--- Start ---

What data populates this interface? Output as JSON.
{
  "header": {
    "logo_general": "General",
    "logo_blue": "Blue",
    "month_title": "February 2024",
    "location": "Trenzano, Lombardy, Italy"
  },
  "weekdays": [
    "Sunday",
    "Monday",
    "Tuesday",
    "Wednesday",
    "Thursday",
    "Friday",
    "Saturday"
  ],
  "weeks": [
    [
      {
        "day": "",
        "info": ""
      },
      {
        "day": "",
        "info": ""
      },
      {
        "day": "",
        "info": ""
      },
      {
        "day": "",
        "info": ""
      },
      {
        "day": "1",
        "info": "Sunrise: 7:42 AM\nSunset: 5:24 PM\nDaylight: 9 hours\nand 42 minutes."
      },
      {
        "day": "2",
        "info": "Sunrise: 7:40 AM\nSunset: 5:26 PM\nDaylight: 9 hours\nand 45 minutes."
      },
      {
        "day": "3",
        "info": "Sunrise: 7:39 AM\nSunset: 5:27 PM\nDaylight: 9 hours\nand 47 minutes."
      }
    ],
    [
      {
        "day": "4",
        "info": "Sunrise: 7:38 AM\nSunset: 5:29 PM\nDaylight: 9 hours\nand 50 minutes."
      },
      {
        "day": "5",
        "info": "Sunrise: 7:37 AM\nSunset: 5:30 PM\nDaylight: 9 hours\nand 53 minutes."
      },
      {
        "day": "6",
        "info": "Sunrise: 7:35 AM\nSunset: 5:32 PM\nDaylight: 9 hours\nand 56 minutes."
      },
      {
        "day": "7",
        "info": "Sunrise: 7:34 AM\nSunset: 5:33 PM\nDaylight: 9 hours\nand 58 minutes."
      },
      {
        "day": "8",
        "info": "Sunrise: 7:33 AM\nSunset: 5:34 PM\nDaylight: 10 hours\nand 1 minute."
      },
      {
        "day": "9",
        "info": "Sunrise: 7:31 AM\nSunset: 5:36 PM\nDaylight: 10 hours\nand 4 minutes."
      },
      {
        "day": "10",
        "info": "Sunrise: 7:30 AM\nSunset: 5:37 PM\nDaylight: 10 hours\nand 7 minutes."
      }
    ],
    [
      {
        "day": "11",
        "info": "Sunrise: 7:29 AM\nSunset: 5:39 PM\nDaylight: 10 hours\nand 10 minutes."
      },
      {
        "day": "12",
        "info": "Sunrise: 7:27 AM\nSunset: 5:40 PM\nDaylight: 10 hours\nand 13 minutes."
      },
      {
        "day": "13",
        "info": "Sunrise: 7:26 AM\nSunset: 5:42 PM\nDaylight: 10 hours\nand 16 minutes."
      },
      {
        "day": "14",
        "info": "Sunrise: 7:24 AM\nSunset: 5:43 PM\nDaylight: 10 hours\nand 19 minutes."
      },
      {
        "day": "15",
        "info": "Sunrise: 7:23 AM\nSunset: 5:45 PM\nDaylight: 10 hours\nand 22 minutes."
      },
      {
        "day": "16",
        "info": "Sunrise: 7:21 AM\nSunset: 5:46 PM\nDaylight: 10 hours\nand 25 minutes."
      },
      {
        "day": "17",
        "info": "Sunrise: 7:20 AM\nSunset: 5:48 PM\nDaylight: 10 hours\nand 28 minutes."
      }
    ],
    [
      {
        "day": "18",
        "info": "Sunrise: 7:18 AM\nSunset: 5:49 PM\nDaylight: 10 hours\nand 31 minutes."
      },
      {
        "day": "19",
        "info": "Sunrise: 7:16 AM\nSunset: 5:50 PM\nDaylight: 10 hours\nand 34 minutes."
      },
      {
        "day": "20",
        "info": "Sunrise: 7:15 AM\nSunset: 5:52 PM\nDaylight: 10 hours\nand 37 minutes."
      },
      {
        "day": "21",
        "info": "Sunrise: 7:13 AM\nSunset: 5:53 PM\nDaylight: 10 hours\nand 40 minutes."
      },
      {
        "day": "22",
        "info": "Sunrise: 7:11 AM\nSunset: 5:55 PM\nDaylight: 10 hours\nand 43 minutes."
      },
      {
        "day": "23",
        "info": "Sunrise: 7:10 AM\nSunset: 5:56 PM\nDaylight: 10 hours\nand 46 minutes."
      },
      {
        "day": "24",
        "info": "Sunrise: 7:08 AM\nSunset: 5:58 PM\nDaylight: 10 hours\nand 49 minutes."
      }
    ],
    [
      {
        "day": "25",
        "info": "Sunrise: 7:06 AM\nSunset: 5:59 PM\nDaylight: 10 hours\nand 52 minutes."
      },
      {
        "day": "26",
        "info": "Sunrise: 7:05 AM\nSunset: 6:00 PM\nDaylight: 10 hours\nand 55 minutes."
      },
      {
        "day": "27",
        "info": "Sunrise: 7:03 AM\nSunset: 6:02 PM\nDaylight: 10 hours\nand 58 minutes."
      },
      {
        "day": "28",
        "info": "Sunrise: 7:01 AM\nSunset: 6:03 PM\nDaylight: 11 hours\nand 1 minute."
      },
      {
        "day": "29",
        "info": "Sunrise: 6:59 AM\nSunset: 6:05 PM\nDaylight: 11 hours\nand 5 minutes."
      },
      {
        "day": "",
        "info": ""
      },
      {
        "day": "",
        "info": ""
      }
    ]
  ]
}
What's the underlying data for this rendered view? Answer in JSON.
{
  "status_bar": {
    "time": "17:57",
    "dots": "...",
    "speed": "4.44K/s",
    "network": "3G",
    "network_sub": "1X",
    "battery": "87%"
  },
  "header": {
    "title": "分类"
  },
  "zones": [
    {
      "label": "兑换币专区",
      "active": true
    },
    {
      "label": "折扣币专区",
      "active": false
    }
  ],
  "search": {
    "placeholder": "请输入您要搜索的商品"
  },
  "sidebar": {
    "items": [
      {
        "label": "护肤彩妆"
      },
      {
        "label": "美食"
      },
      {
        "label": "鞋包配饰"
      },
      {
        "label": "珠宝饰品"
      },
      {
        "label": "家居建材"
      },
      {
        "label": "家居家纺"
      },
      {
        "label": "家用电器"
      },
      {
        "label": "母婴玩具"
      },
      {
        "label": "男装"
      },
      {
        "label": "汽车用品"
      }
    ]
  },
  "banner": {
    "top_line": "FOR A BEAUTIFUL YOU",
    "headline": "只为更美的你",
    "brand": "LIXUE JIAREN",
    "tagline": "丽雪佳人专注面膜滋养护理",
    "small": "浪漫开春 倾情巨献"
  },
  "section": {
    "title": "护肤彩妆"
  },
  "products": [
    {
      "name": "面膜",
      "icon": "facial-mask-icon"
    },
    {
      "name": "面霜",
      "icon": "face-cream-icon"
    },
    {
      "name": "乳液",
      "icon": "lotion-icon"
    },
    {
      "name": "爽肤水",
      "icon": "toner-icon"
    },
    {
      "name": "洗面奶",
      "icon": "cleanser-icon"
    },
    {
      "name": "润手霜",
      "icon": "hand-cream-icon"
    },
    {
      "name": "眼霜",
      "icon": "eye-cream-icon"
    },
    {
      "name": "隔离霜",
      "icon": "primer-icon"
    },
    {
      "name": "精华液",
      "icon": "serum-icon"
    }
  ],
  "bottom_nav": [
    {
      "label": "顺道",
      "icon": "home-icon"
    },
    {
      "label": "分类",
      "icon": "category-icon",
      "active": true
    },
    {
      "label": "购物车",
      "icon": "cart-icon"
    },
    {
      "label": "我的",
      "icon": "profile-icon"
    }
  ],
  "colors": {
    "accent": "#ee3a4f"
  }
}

--- End ---

## TASK GOAL
Give every line of the material that includes the string "What".

## ANSWER TO THE TASK
What data populates this interface? Output as JSON.
What's the underlying data for this rendered view? Answer in JSON.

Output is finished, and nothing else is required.